* [Task directions] Tally the lines in the records underneath that contain the string "Velocity", and state the figure by itself.

---- Data shown

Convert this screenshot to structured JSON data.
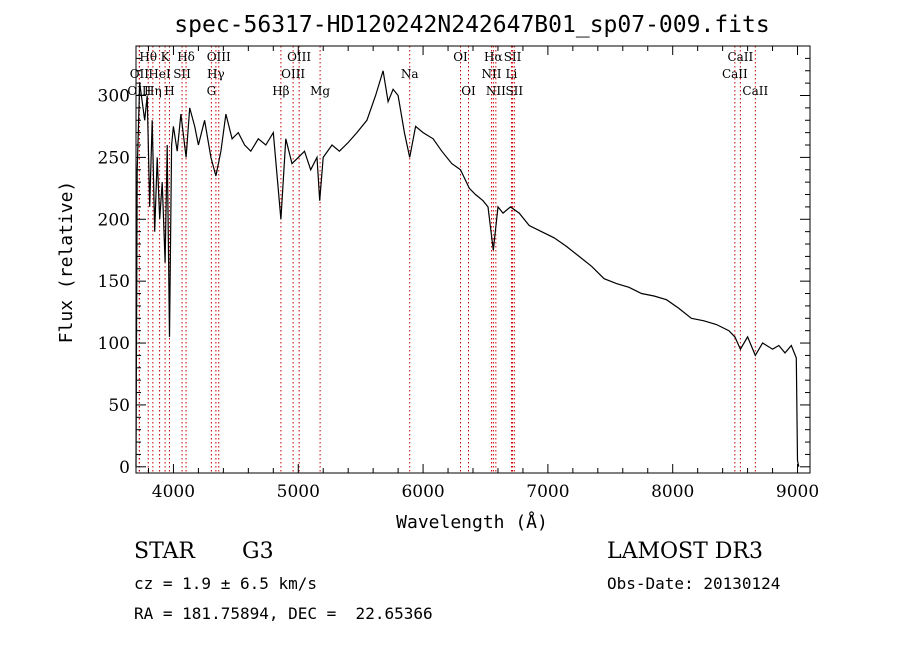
{
  "chart_data": {
    "type": "line",
    "title": "spec-56317-HD120242N242647B01_sp07-009.fits",
    "xlabel": "Wavelength (Å)",
    "ylabel": "Flux (relative)",
    "xlim": [
      3700,
      9100
    ],
    "ylim": [
      -5,
      340
    ],
    "x_ticks": [
      4000,
      5000,
      6000,
      7000,
      8000,
      9000
    ],
    "y_ticks": [
      0,
      50,
      100,
      150,
      200,
      250,
      300
    ],
    "grid": false,
    "series": [
      {
        "x": [
          3700,
          3710,
          3730,
          3750,
          3770,
          3790,
          3810,
          3830,
          3850,
          3870,
          3890,
          3910,
          3933,
          3950,
          3968,
          3985,
          4000,
          4030,
          4060,
          4101,
          4130,
          4170,
          4200,
          4250,
          4300,
          4340,
          4380,
          4420,
          4470,
          4520,
          4570,
          4620,
          4680,
          4740,
          4800,
          4861,
          4900,
          4950,
          5000,
          5050,
          5100,
          5150,
          5172,
          5200,
          5270,
          5330,
          5400,
          5470,
          5550,
          5620,
          5680,
          5720,
          5760,
          5800,
          5850,
          5893,
          5940,
          6000,
          6080,
          6150,
          6230,
          6300,
          6370,
          6420,
          6480,
          6520,
          6563,
          6600,
          6640,
          6700,
          6770,
          6850,
          6950,
          7050,
          7150,
          7250,
          7350,
          7450,
          7550,
          7650,
          7750,
          7850,
          7950,
          8050,
          8150,
          8250,
          8350,
          8450,
          8498,
          8542,
          8600,
          8662,
          8720,
          8800,
          8850,
          8900,
          8950,
          8990,
          9000,
          9010
        ],
        "y": [
          0,
          240,
          310,
          295,
          280,
          300,
          210,
          280,
          190,
          250,
          200,
          230,
          165,
          260,
          105,
          260,
          275,
          255,
          285,
          250,
          290,
          275,
          260,
          280,
          250,
          235,
          255,
          285,
          265,
          270,
          260,
          255,
          265,
          260,
          270,
          200,
          265,
          245,
          250,
          255,
          240,
          250,
          215,
          250,
          260,
          255,
          262,
          270,
          280,
          300,
          320,
          295,
          305,
          300,
          270,
          250,
          275,
          270,
          265,
          255,
          245,
          240,
          225,
          220,
          215,
          210,
          175,
          210,
          205,
          210,
          205,
          195,
          190,
          185,
          178,
          170,
          162,
          152,
          148,
          145,
          140,
          138,
          135,
          128,
          120,
          118,
          115,
          110,
          105,
          95,
          105,
          90,
          100,
          95,
          98,
          92,
          98,
          88,
          5,
          0
        ]
      }
    ],
    "line_markers": [
      {
        "label": "OII",
        "wavelength": 3727,
        "row": 1
      },
      {
        "label": "Hθ",
        "wavelength": 3798,
        "row": 0
      },
      {
        "label": "OIII",
        "wavelength": 3727,
        "row": 2
      },
      {
        "label": "Hη",
        "wavelength": 3835,
        "row": 2
      },
      {
        "label": "HeI",
        "wavelength": 3889,
        "row": 1
      },
      {
        "label": "K",
        "wavelength": 3933,
        "row": 0
      },
      {
        "label": "SII",
        "wavelength": 4069,
        "row": 1
      },
      {
        "label": "H",
        "wavelength": 3968,
        "row": 2
      },
      {
        "label": "Hδ",
        "wavelength": 4101,
        "row": 0
      },
      {
        "label": "OIII",
        "wavelength": 4363,
        "row": 0
      },
      {
        "label": "Hγ",
        "wavelength": 4340,
        "row": 1
      },
      {
        "label": "G",
        "wavelength": 4304,
        "row": 2
      },
      {
        "label": "Hβ",
        "wavelength": 4861,
        "row": 2
      },
      {
        "label": "OIII",
        "wavelength": 5007,
        "row": 0
      },
      {
        "label": "OIII",
        "wavelength": 4959,
        "row": 1
      },
      {
        "label": "Mg",
        "wavelength": 5175,
        "row": 2
      },
      {
        "label": "Na",
        "wavelength": 5893,
        "row": 1
      },
      {
        "label": "OI",
        "wavelength": 6300,
        "row": 0
      },
      {
        "label": "OI",
        "wavelength": 6364,
        "row": 2
      },
      {
        "label": "Hα",
        "wavelength": 6563,
        "row": 0
      },
      {
        "label": "SII",
        "wavelength": 6717,
        "row": 0
      },
      {
        "label": "NII",
        "wavelength": 6548,
        "row": 1
      },
      {
        "label": "Li",
        "wavelength": 6708,
        "row": 1
      },
      {
        "label": "NII",
        "wavelength": 6583,
        "row": 2
      },
      {
        "label": "SII",
        "wavelength": 6731,
        "row": 2
      },
      {
        "label": "CaII",
        "wavelength": 8542,
        "row": 0
      },
      {
        "label": "CaII",
        "wavelength": 8498,
        "row": 1
      },
      {
        "label": "CaII",
        "wavelength": 8662,
        "row": 2
      }
    ],
    "marker_color": "#cc0000",
    "line_color": "#000000"
  },
  "info": {
    "object_type": "STAR",
    "spectral_class": "G3",
    "survey": "LAMOST DR3",
    "cz_text": "cz = 1.9 ± 6.5 km/s",
    "obs_date_text": "Obs-Date: 20130124",
    "coords_text": "RA = 181.75894, DEC =  22.65366"
  }
}
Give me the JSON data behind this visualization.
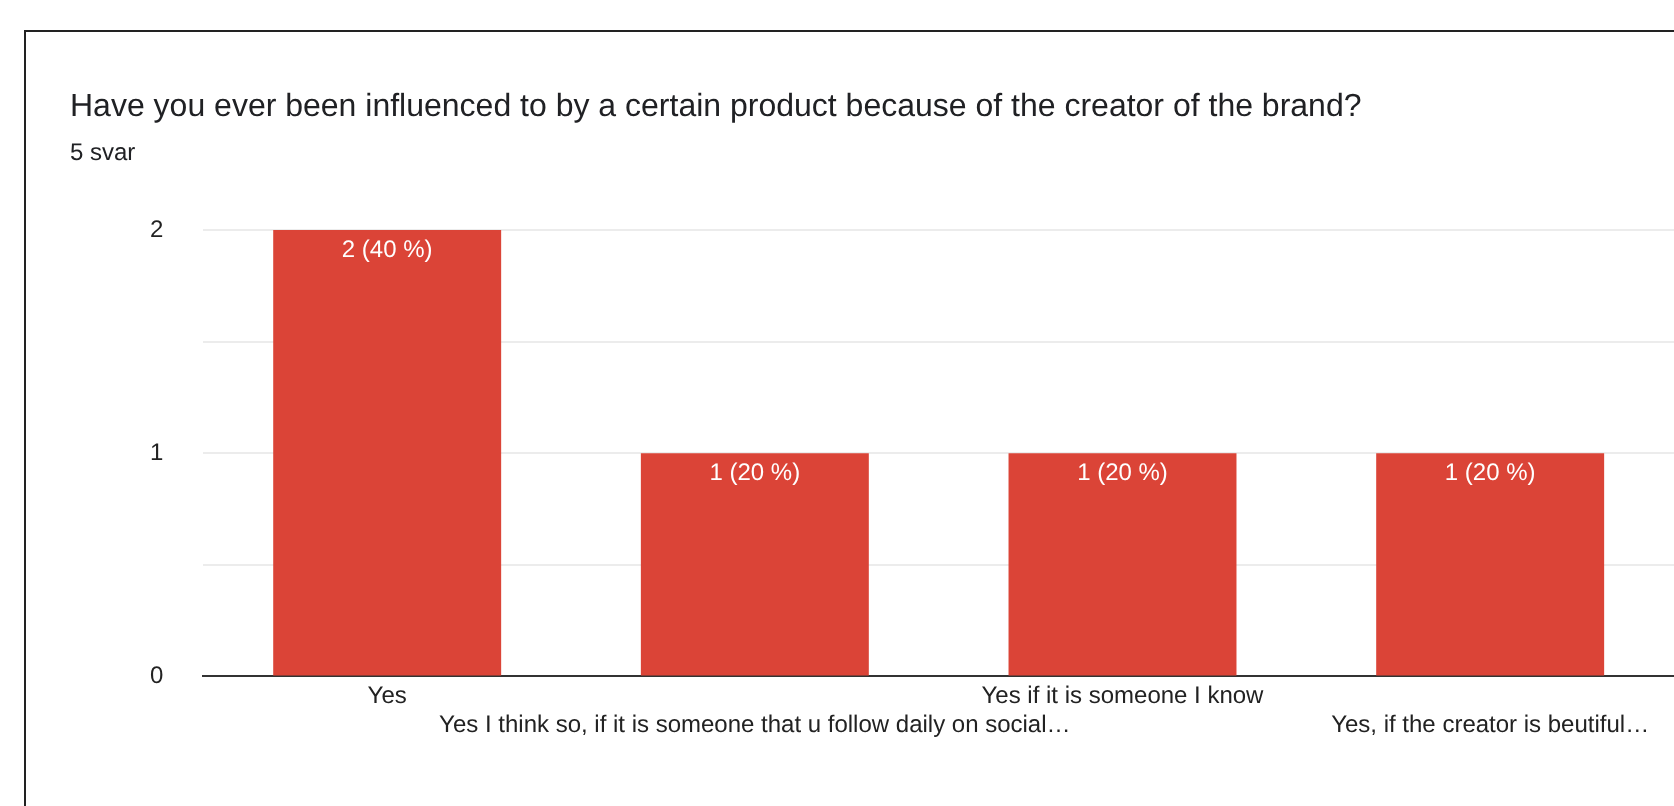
{
  "chart_data": {
    "type": "bar",
    "title": "Have you ever been influenced to by a certain product because of the creator of the brand?",
    "subtitle": "5 svar",
    "categories": [
      "Yes",
      "Yes I think so, if it is someone that u follow daily on social…",
      "Yes if it is someone I know",
      "Yes, if the creator is beutiful…"
    ],
    "values": [
      2,
      1,
      1,
      1
    ],
    "color": "#db4437",
    "value_labels": [
      "2 (40 %)",
      "1 (20 %)",
      "1 (20 %)",
      "1 (20 %)"
    ],
    "ylim": [
      0,
      2
    ],
    "yticks": [
      0,
      {
        "value": 0.5,
        "label": null
      },
      1,
      {
        "value": 1.5,
        "label": null
      },
      2
    ],
    "grid": "y"
  }
}
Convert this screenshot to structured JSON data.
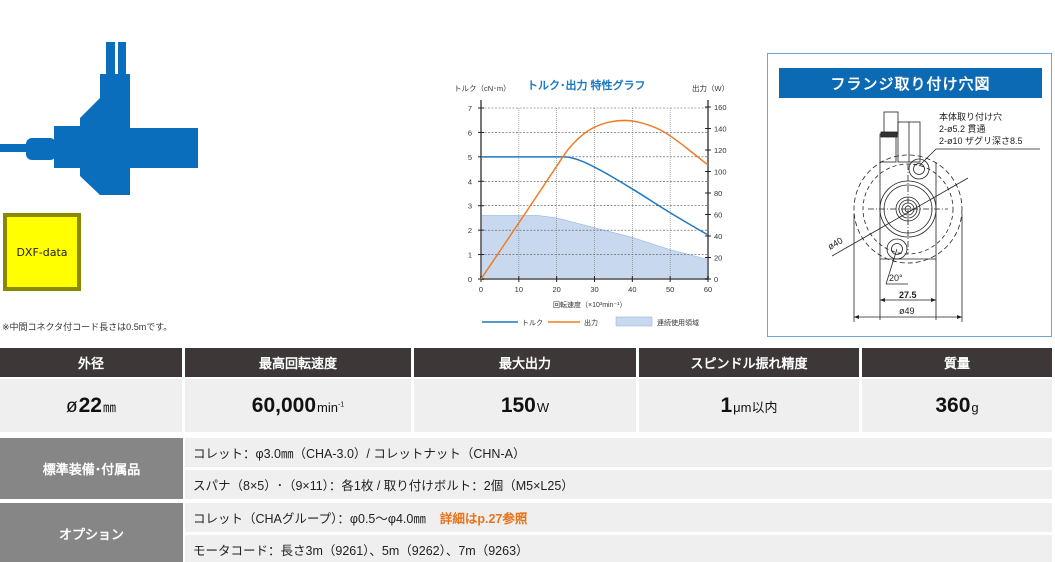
{
  "product": {
    "image_alt": "spindle motor side view",
    "dxf_button_label": "DXF-data",
    "cord_note": "※中間コネクタ付コード長さは0.5mです。",
    "product_color": "#0a6ebd"
  },
  "chart_data": {
    "type": "line",
    "title": "トルク･出力 特性グラフ",
    "xlabel": "回転速度（×10³min⁻¹）",
    "ylabel_left": "トルク（cN･m）",
    "ylabel_right": "出力（W）",
    "x_ticks": [
      0,
      10,
      20,
      30,
      40,
      50,
      60
    ],
    "y_left_ticks": [
      0,
      1,
      2,
      3,
      4,
      5,
      6,
      7
    ],
    "y_right_ticks": [
      0,
      20,
      40,
      60,
      80,
      100,
      120,
      140,
      160
    ],
    "xlim": [
      0,
      60
    ],
    "ylim_left": [
      0,
      7
    ],
    "ylim_right": [
      0,
      160
    ],
    "grid": true,
    "legend_position": "bottom",
    "series": [
      {
        "name": "トルク",
        "axis": "left",
        "color": "#1f78c1",
        "x": [
          0,
          10,
          20,
          24,
          30,
          40,
          50,
          60
        ],
        "values": [
          5.0,
          5.0,
          5.0,
          5.0,
          4.6,
          3.7,
          2.7,
          1.8
        ]
      },
      {
        "name": "出力",
        "axis": "right",
        "color": "#ef7b26",
        "x": [
          0,
          10,
          20,
          24,
          30,
          38,
          45,
          50,
          60
        ],
        "values": [
          0,
          52,
          105,
          126,
          143,
          149,
          143,
          134,
          106
        ]
      },
      {
        "name": "連続使用領域",
        "axis": "left",
        "type": "area",
        "color": "#c8d8ef",
        "x": [
          0,
          10,
          15,
          20,
          30,
          40,
          50,
          60
        ],
        "values": [
          2.6,
          2.6,
          2.6,
          2.5,
          2.1,
          1.7,
          1.2,
          0.8
        ]
      }
    ]
  },
  "flange": {
    "title": "フランジ取り付け穴図",
    "note_lines": [
      "本体取り付け穴",
      "2-ø5.2 貫通",
      "2-ø10 ザグリ深さ8.5"
    ],
    "dim_pcd": "ø40",
    "dim_angle": "20°",
    "dim_width": "27.5",
    "dim_outer": "ø49"
  },
  "specs": {
    "headers": [
      "外径",
      "最高回転速度",
      "最大出力",
      "スピンドル振れ精度",
      "質量"
    ],
    "values": [
      {
        "prefix": "ø",
        "number": "22",
        "unit": "㎜"
      },
      {
        "prefix": "",
        "number": "60,000",
        "unit": "min",
        "unit_sup": "-1"
      },
      {
        "prefix": "",
        "number": "150",
        "unit": "W"
      },
      {
        "prefix": "",
        "number": "1",
        "unit": "μm以内"
      },
      {
        "prefix": "",
        "number": "360",
        "unit": "g"
      }
    ]
  },
  "accessories": {
    "standard": {
      "label": "標準装備･付属品",
      "lines": [
        "コレット：φ3.0㎜（CHA-3.0）/ コレットナット（CHN-A）",
        "スパナ（8×5）･（9×11）：各1枚 / 取り付けボルト：2個（M5×L25）"
      ]
    },
    "option": {
      "label": "オプション",
      "lines": [
        "コレット（CHAグループ）：φ0.5～φ4.0㎜",
        "モータコード：長さ3m（9261）、5m（9262）、7m（9263）"
      ],
      "link_text": "詳細はp.27参照",
      "link_color": "#e8731a"
    }
  },
  "colors": {
    "header_bg": "#3d3837",
    "cell_bg": "#efefef",
    "label_bg": "#868686",
    "flange_title_bg": "#0b6ab3"
  }
}
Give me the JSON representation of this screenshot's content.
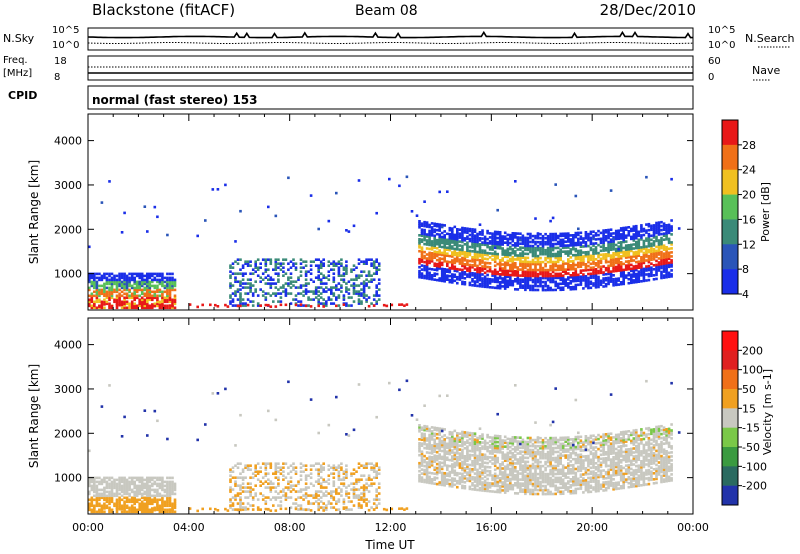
{
  "header": {
    "title": "Blackstone (fitACF)",
    "beam": "Beam 08",
    "date": "28/Dec/2010"
  },
  "nsky_panel": {
    "left_label": "N.Sky",
    "right_label": "N.Search",
    "left_ticks": [
      "10^5",
      "10^0"
    ],
    "right_ticks": [
      "10^5",
      "10^0"
    ]
  },
  "freq_panel": {
    "left_label_1": "Freq.",
    "left_label_2": "[MHz]",
    "right_label": "Nave",
    "left_ticks": [
      "18",
      "8"
    ],
    "right_ticks": [
      "60",
      "0"
    ]
  },
  "cpid_panel": {
    "label": "CPID",
    "text": "normal (fast stereo) 153"
  },
  "chart_data": [
    {
      "type": "heatmap",
      "quantity": "Power",
      "ylabel": "Slant Range [km]",
      "xlabel": "",
      "yticks": [
        1000,
        2000,
        3000,
        4000
      ],
      "ylim": [
        180,
        4600
      ],
      "xlim": [
        0,
        24
      ],
      "colorbar": {
        "label": "Power [dB]",
        "ticks": [
          "4",
          "8",
          "12",
          "16",
          "20",
          "24",
          "28"
        ],
        "colors": [
          "#1a2ee8",
          "#2a55b8",
          "#3a8a78",
          "#58c058",
          "#f0c020",
          "#f07018",
          "#e81818"
        ]
      }
    },
    {
      "type": "heatmap",
      "quantity": "Velocity",
      "ylabel": "Slant Range [km]",
      "xlabel": "Time UT",
      "yticks": [
        1000,
        2000,
        3000,
        4000
      ],
      "ylim": [
        180,
        4600
      ],
      "xlim": [
        0,
        24
      ],
      "xtick_labels": [
        "00:00",
        "04:00",
        "08:00",
        "12:00",
        "16:00",
        "20:00",
        "00:00"
      ],
      "colorbar": {
        "label": "Velocity [m s-1]",
        "ticks": [
          "200",
          "100",
          "50",
          "15",
          "-15",
          "-50",
          "-100",
          "-200"
        ],
        "colors": [
          "#2233aa",
          "#2a6a60",
          "#3a9a40",
          "#7ac848",
          "#c8c8c0",
          "#f0a020",
          "#f07018",
          "#e02020",
          "#ff1010"
        ]
      }
    }
  ]
}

--------

* [Solution to the problem] 2